## Your goal
Find how many lines hold the word "phương". Give only the number.

--- Exercise material ---

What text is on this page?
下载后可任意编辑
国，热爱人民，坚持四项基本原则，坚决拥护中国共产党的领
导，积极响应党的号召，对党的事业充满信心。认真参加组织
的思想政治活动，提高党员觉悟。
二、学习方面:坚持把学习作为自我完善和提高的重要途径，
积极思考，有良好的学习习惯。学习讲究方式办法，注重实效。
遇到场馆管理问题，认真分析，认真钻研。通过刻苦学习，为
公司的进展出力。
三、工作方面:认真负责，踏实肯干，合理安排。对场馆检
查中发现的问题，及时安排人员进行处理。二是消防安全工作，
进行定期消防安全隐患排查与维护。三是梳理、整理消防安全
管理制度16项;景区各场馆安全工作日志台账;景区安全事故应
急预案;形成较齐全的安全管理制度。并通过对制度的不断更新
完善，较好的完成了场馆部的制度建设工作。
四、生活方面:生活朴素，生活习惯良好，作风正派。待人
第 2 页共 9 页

---
--- Exercise material ---

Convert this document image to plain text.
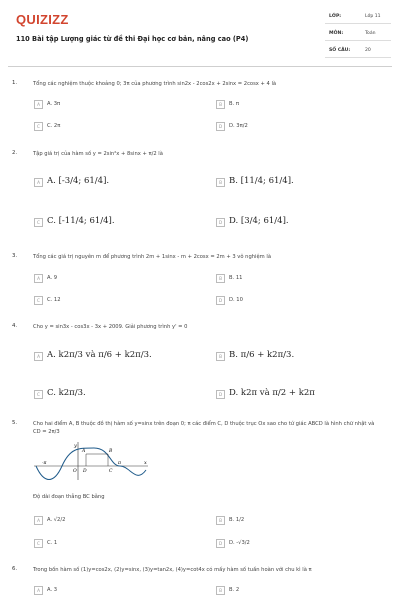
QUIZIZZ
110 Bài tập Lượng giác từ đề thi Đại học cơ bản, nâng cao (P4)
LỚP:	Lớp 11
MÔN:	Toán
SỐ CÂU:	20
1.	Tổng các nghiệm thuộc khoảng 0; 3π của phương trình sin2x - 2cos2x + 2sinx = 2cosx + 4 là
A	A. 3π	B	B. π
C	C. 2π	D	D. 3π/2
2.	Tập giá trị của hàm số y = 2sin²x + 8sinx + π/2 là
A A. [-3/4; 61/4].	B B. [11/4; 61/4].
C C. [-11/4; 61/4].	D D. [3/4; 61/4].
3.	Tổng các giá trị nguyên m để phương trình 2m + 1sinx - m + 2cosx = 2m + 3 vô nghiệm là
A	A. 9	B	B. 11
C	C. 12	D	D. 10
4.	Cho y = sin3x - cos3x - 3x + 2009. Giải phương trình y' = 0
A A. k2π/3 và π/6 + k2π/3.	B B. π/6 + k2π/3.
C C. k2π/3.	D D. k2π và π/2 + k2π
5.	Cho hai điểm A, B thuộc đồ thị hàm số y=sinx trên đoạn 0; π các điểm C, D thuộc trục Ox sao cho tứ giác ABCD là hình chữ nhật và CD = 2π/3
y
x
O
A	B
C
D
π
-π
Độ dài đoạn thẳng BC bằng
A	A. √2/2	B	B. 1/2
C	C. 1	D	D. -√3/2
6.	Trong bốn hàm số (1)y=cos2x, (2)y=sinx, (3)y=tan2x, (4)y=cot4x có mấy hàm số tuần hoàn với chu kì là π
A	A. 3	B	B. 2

---
--- Exercise material ---

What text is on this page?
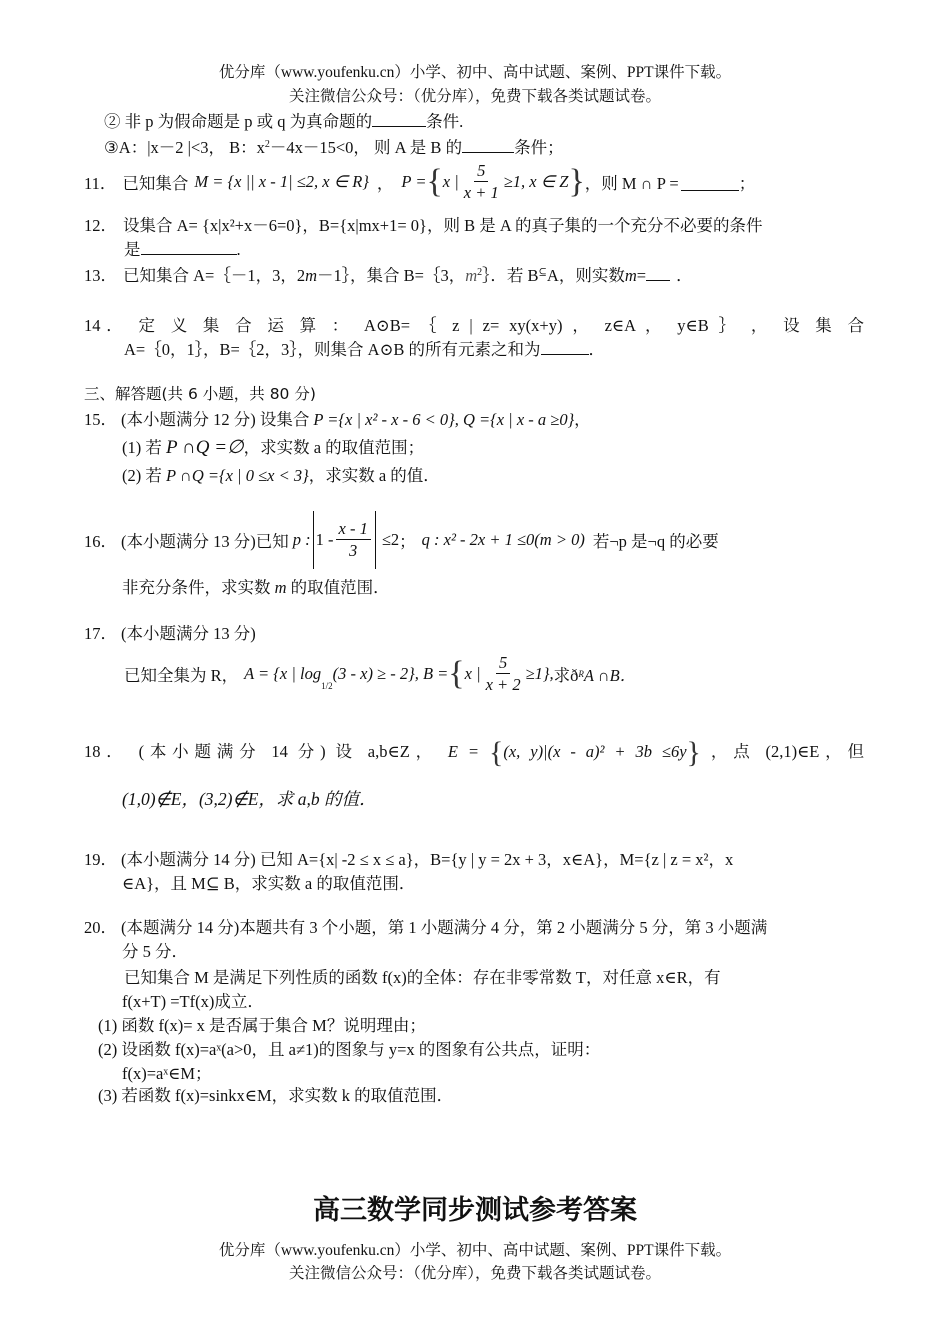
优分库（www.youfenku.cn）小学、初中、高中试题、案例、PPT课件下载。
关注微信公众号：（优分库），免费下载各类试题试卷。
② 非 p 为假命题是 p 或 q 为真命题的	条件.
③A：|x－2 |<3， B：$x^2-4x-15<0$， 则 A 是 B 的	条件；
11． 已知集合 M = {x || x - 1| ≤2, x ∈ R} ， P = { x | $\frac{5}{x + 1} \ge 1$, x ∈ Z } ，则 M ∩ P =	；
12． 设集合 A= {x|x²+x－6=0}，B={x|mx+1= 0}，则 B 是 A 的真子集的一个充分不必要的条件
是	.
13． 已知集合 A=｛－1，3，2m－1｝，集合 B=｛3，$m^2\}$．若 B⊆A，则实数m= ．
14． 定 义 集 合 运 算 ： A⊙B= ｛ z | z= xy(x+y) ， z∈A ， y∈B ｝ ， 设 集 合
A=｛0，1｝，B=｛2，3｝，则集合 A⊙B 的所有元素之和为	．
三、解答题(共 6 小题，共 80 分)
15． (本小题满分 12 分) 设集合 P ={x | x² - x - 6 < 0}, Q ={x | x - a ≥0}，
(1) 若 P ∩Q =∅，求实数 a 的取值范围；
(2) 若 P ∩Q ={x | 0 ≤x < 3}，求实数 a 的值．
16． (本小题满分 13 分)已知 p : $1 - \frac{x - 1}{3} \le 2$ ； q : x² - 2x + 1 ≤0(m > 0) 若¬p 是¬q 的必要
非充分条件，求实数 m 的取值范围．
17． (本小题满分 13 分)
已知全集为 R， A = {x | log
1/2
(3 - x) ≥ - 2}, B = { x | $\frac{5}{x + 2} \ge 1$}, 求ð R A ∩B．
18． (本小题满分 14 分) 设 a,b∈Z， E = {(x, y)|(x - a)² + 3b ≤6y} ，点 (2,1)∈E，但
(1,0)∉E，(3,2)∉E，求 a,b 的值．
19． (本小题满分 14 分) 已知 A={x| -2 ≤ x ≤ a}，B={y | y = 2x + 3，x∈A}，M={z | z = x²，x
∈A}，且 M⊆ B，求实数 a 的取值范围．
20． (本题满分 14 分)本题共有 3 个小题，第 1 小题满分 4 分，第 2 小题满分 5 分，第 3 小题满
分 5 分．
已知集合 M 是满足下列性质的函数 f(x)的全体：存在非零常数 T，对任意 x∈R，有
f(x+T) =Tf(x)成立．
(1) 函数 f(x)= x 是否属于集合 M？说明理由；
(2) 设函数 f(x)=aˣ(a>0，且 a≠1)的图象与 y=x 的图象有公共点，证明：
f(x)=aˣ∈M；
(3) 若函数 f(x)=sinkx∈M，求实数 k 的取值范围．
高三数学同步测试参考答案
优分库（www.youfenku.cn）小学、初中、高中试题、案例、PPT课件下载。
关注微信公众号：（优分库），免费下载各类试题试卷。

---

## In response
3